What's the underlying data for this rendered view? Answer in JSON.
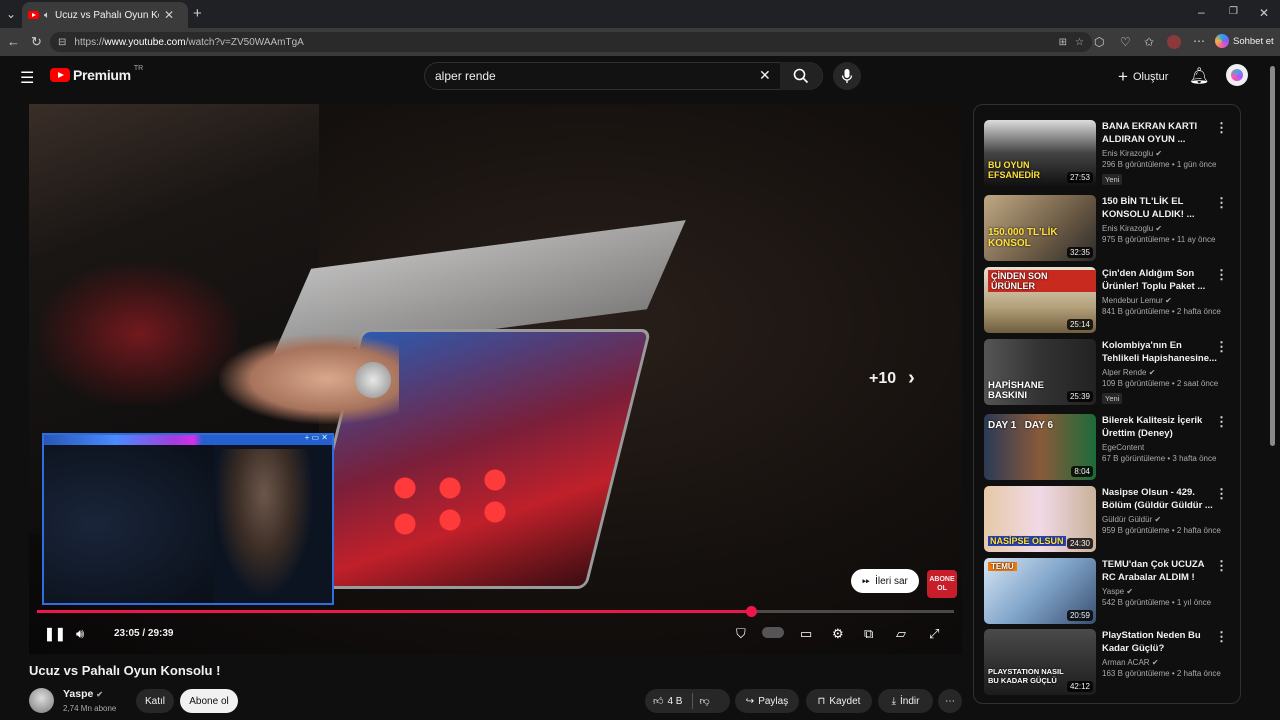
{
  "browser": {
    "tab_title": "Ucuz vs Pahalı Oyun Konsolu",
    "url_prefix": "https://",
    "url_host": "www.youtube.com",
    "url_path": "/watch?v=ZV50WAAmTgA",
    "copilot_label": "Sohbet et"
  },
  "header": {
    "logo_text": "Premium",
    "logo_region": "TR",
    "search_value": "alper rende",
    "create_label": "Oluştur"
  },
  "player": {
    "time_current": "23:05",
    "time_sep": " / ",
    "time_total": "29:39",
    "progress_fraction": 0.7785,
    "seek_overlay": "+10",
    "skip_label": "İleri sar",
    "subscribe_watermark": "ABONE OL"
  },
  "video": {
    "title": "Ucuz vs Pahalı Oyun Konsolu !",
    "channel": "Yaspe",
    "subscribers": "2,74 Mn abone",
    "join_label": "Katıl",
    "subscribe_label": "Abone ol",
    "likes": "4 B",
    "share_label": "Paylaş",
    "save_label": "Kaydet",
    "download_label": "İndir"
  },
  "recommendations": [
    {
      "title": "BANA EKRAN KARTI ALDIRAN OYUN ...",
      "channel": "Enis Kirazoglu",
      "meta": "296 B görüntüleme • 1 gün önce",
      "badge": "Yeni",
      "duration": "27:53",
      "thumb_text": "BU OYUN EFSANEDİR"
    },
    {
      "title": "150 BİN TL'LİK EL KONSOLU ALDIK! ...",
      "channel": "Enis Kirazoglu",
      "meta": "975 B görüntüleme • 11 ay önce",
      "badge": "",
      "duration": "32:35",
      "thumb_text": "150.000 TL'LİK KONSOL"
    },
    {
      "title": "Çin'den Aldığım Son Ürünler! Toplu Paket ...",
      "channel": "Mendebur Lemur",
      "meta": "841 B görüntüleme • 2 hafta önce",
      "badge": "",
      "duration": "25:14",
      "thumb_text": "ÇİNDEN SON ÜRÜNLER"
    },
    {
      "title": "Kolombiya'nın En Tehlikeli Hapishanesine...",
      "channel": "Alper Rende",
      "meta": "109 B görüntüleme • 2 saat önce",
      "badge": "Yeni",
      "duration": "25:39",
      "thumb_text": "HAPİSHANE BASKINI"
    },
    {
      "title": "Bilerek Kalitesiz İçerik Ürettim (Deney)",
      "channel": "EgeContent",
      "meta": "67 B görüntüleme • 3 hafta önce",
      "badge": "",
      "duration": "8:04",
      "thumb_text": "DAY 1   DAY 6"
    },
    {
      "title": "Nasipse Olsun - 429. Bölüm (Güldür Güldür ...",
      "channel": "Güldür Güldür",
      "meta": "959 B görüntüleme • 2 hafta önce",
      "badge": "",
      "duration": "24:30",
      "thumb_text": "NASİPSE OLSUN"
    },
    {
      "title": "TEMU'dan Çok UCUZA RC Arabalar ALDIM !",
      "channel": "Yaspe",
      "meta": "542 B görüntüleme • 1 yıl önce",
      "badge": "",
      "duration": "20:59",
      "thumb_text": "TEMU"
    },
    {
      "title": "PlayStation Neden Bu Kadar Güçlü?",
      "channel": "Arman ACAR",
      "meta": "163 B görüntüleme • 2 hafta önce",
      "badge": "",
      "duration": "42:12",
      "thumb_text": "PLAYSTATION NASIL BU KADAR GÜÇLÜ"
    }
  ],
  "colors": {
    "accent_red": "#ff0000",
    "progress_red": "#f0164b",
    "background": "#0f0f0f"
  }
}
....................
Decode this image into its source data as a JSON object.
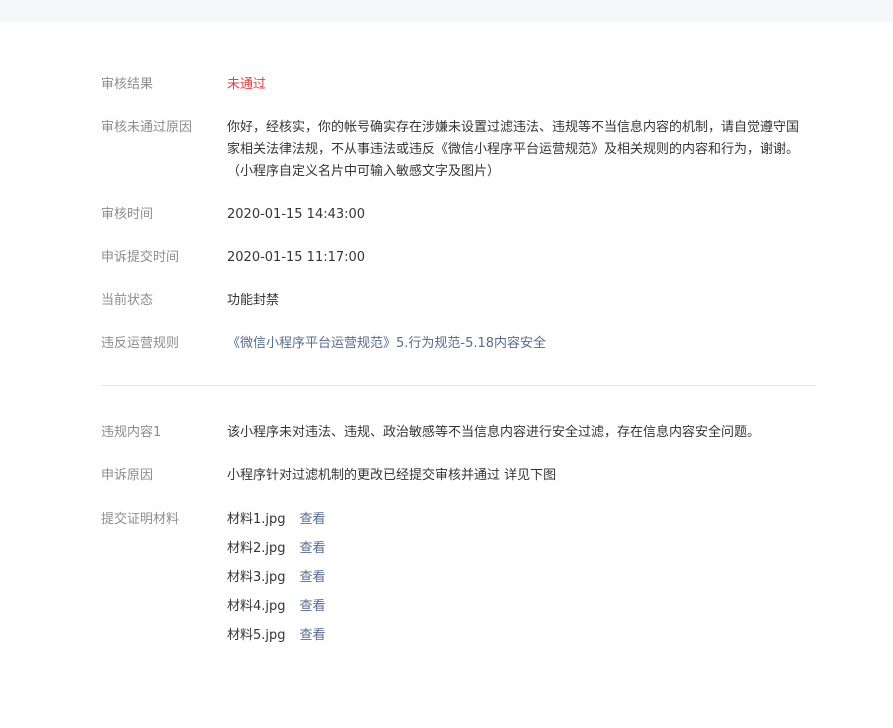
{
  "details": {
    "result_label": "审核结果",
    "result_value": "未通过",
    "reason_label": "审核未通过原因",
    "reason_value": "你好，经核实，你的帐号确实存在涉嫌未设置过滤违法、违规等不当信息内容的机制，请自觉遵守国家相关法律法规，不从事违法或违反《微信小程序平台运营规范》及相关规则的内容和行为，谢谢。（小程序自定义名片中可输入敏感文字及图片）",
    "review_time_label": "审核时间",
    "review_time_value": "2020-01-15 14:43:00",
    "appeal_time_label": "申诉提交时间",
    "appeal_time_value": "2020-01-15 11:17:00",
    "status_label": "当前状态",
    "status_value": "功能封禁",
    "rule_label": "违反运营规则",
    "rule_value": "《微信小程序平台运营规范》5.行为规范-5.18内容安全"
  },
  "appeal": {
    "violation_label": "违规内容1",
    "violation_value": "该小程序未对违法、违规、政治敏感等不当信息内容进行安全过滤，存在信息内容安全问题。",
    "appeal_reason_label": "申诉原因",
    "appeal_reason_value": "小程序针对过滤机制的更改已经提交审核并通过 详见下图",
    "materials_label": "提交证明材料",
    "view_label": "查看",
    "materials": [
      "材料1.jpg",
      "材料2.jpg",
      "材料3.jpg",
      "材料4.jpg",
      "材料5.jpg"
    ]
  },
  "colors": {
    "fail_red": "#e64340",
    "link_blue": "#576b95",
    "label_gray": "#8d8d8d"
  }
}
....................
### GIVEN EXERCISE
In the entries above, find each line with the string "hafta" and copy it.

### EXERCISE OUTPUT
      "meta": "841 B görüntüleme • 2 hafta önce",
      "meta": "67 B görüntüleme • 3 hafta önce",
      "meta": "959 B görüntüleme • 2 hafta önce",
      "meta": "163 B görüntüleme • 2 hafta önce",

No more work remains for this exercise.